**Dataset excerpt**

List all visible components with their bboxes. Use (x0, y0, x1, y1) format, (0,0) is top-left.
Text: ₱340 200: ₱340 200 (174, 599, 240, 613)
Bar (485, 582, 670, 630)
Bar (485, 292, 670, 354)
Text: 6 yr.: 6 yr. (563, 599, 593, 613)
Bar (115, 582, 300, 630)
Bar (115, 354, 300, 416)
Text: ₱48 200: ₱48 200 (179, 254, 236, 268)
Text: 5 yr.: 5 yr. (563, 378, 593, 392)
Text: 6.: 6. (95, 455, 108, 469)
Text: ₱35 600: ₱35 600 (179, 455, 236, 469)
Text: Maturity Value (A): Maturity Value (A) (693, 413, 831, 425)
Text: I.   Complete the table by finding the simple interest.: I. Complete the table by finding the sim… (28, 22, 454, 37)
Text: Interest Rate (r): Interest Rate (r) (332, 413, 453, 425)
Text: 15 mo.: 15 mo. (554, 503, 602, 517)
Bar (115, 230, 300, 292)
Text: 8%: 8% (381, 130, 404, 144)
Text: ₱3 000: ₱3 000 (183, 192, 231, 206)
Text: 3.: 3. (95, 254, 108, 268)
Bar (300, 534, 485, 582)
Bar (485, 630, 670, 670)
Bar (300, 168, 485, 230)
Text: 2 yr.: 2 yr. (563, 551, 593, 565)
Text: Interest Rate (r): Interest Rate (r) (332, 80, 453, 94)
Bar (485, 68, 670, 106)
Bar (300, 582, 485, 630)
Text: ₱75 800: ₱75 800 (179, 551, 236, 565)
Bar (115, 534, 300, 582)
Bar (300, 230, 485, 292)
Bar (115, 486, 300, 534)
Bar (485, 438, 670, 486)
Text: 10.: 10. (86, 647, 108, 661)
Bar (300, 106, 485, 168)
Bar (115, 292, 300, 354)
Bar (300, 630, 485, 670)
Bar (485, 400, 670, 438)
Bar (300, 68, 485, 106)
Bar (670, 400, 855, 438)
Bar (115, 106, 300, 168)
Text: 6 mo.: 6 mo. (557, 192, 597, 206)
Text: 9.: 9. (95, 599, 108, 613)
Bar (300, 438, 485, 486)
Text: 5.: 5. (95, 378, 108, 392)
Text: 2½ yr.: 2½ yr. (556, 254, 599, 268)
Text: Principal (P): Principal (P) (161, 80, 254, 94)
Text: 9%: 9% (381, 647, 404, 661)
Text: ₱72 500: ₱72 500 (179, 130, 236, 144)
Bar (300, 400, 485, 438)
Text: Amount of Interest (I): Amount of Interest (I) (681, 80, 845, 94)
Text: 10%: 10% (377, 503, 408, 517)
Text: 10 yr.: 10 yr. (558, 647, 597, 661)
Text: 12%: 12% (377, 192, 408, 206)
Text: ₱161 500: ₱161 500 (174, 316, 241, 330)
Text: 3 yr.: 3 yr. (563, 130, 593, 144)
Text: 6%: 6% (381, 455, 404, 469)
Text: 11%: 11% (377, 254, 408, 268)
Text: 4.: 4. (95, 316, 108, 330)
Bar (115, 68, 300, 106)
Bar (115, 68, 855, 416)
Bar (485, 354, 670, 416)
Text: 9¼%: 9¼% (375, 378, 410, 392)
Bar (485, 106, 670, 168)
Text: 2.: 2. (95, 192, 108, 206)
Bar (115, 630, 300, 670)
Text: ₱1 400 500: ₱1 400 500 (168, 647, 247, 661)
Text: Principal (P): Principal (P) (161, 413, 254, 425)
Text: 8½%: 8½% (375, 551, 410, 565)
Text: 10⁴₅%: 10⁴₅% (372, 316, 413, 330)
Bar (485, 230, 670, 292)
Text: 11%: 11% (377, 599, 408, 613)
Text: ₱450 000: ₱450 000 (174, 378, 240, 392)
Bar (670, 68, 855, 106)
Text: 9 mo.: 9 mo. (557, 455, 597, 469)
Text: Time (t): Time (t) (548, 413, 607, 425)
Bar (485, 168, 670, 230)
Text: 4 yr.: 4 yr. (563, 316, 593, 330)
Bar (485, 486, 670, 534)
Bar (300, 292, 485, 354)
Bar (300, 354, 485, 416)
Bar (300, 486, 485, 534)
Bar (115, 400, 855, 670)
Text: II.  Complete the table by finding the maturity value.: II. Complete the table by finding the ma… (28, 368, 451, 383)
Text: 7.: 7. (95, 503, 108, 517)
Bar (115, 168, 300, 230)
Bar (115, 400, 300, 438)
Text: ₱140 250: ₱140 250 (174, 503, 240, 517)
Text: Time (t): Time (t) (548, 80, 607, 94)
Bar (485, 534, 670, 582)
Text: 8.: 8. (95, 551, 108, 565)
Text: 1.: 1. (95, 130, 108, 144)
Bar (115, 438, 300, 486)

**What you are asked to do**
Pull out every line of the listing above that contains the string "finding", matching case exactly.

**Exercise answer**
Text: I.   Complete the table by finding the simple interest.: I. Complete the table by finding the sim… (28, 22, 454, 37)
Text: II.  Complete the table by finding the maturity value.: II. Complete the table by finding the ma… (28, 368, 451, 383)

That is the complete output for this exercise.